Below is a set of records. Repeat all of them exactly.

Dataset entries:

***

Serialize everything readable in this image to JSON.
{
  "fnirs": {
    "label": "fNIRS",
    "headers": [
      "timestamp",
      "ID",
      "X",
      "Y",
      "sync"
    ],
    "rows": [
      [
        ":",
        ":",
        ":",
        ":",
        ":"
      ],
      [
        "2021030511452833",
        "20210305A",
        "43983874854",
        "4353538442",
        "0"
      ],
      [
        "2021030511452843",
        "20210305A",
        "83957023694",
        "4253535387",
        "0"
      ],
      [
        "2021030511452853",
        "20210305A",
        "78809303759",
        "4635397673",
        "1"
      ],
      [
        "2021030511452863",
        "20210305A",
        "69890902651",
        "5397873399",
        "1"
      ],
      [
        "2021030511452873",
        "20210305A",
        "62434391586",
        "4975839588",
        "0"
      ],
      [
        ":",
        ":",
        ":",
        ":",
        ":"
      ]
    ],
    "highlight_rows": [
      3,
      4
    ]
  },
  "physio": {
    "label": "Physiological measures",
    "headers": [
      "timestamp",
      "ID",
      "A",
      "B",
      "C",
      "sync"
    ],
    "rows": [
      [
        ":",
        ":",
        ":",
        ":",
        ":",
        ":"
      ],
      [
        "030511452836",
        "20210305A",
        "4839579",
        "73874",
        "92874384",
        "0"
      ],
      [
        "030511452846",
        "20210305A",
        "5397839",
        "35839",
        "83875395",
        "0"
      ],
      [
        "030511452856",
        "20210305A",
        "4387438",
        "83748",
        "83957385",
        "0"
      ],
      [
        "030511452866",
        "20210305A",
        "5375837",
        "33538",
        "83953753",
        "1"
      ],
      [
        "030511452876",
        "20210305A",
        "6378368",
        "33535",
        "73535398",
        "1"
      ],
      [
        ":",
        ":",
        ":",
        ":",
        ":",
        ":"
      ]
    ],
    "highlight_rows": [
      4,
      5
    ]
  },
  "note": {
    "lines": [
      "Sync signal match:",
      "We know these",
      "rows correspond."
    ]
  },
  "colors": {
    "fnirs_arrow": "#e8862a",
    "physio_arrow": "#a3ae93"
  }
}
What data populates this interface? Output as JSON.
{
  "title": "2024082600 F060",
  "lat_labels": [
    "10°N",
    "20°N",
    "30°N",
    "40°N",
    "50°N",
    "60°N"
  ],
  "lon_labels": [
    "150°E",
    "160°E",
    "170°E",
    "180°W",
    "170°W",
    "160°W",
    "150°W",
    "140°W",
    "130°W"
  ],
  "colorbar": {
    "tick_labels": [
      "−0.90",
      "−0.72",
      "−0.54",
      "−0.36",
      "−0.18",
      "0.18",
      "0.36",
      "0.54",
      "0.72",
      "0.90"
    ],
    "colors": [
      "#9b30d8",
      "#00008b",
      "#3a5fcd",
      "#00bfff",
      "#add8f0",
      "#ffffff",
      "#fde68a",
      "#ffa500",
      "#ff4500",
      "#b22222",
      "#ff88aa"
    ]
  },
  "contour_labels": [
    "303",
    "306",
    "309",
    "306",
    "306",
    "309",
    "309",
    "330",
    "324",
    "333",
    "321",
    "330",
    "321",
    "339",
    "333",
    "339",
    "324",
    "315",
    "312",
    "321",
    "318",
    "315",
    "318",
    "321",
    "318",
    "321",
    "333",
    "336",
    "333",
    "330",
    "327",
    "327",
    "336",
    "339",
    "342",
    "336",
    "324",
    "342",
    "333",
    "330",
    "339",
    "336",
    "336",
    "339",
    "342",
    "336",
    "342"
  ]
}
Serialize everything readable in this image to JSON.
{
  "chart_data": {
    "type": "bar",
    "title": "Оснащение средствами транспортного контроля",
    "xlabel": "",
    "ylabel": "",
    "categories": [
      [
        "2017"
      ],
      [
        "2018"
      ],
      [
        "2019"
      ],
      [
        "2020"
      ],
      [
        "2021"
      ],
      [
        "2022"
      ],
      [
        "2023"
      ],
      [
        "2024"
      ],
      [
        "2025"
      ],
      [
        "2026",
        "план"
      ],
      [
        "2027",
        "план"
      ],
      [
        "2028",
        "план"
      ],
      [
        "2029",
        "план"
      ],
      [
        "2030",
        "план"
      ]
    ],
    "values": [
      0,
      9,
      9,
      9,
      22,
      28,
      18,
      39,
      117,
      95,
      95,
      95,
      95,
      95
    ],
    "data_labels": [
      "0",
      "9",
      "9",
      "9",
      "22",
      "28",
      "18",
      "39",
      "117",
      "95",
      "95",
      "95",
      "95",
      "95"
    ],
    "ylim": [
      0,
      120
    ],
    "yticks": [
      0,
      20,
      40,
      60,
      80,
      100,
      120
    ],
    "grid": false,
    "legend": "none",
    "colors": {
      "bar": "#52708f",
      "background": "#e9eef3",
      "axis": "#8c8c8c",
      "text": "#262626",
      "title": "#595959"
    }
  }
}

***

__FINAL RESULT__
Serialize everything readable in this image to JSON.
{
  "fnirs": {
    "label": "fNIRS",
    "headers": [
      "timestamp",
      "ID",
      "X",
      "Y",
      "sync"
    ],
    "rows": [
      [
        ":",
        ":",
        ":",
        ":",
        ":"
      ],
      [
        "2021030511452833",
        "20210305A",
        "43983874854",
        "4353538442",
        "0"
      ],
      [
        "2021030511452843",
        "20210305A",
        "83957023694",
        "4253535387",
        "0"
      ],
      [
        "2021030511452853",
        "20210305A",
        "78809303759",
        "4635397673",
        "1"
      ],
      [
        "2021030511452863",
        "20210305A",
        "69890902651",
        "5397873399",
        "1"
      ],
      [
        "2021030511452873",
        "20210305A",
        "62434391586",
        "4975839588",
        "0"
      ],
      [
        ":",
        ":",
        ":",
        ":",
        ":"
      ]
    ],
    "highlight_rows": [
      3,
      4
    ]
  },
  "physio": {
    "label": "Physiological measures",
    "headers": [
      "timestamp",
      "ID",
      "A",
      "B",
      "C",
      "sync"
    ],
    "rows": [
      [
        ":",
        ":",
        ":",
        ":",
        ":",
        ":"
      ],
      [
        "030511452836",
        "20210305A",
        "4839579",
        "73874",
        "92874384",
        "0"
      ],
      [
        "030511452846",
        "20210305A",
        "5397839",
        "35839",
        "83875395",
        "0"
      ],
      [
        "030511452856",
        "20210305A",
        "4387438",
        "83748",
        "83957385",
        "0"
      ],
      [
        "030511452866",
        "20210305A",
        "5375837",
        "33538",
        "83953753",
        "1"
      ],
      [
        "030511452876",
        "20210305A",
        "6378368",
        "33535",
        "73535398",
        "1"
      ],
      [
        ":",
        ":",
        ":",
        ":",
        ":",
        ":"
      ]
    ],
    "highlight_rows": [
      4,
      5
    ]
  },
  "note": {
    "lines": [
      "Sync signal match:",
      "We know these",
      "rows correspond."
    ]
  },
  "colors": {
    "fnirs_arrow": "#e8862a",
    "physio_arrow": "#a3ae93"
  }
}
What data populates this interface? Output as JSON.
{
  "title": "2024082600 F060",
  "lat_labels": [
    "10°N",
    "20°N",
    "30°N",
    "40°N",
    "50°N",
    "60°N"
  ],
  "lon_labels": [
    "150°E",
    "160°E",
    "170°E",
    "180°W",
    "170°W",
    "160°W",
    "150°W",
    "140°W",
    "130°W"
  ],
  "colorbar": {
    "tick_labels": [
      "−0.90",
      "−0.72",
      "−0.54",
      "−0.36",
      "−0.18",
      "0.18",
      "0.36",
      "0.54",
      "0.72",
      "0.90"
    ],
    "colors": [
      "#9b30d8",
      "#00008b",
      "#3a5fcd",
      "#00bfff",
      "#add8f0",
      "#ffffff",
      "#fde68a",
      "#ffa500",
      "#ff4500",
      "#b22222",
      "#ff88aa"
    ]
  },
  "contour_labels": [
    "303",
    "306",
    "309",
    "306",
    "306",
    "309",
    "309",
    "330",
    "324",
    "333",
    "321",
    "330",
    "321",
    "339",
    "333",
    "339",
    "324",
    "315",
    "312",
    "321",
    "318",
    "315",
    "318",
    "321",
    "318",
    "321",
    "333",
    "336",
    "333",
    "330",
    "327",
    "327",
    "336",
    "339",
    "342",
    "336",
    "324",
    "342",
    "333",
    "330",
    "339",
    "336",
    "336",
    "339",
    "342",
    "336",
    "342"
  ]
}
Serialize everything readable in this image to JSON.
{
  "chart_data": {
    "type": "bar",
    "title": "Оснащение средствами транспортного контроля",
    "xlabel": "",
    "ylabel": "",
    "categories": [
      [
        "2017"
      ],
      [
        "2018"
      ],
      [
        "2019"
      ],
      [
        "2020"
      ],
      [
        "2021"
      ],
      [
        "2022"
      ],
      [
        "2023"
      ],
      [
        "2024"
      ],
      [
        "2025"
      ],
      [
        "2026",
        "план"
      ],
      [
        "2027",
        "план"
      ],
      [
        "2028",
        "план"
      ],
      [
        "2029",
        "план"
      ],
      [
        "2030",
        "план"
      ]
    ],
    "values": [
      0,
      9,
      9,
      9,
      22,
      28,
      18,
      39,
      117,
      95,
      95,
      95,
      95,
      95
    ],
    "data_labels": [
      "0",
      "9",
      "9",
      "9",
      "22",
      "28",
      "18",
      "39",
      "117",
      "95",
      "95",
      "95",
      "95",
      "95"
    ],
    "ylim": [
      0,
      120
    ],
    "yticks": [
      0,
      20,
      40,
      60,
      80,
      100,
      120
    ],
    "grid": false,
    "legend": "none",
    "colors": {
      "bar": "#52708f",
      "background": "#e9eef3",
      "axis": "#8c8c8c",
      "text": "#262626",
      "title": "#595959"
    }
  }
}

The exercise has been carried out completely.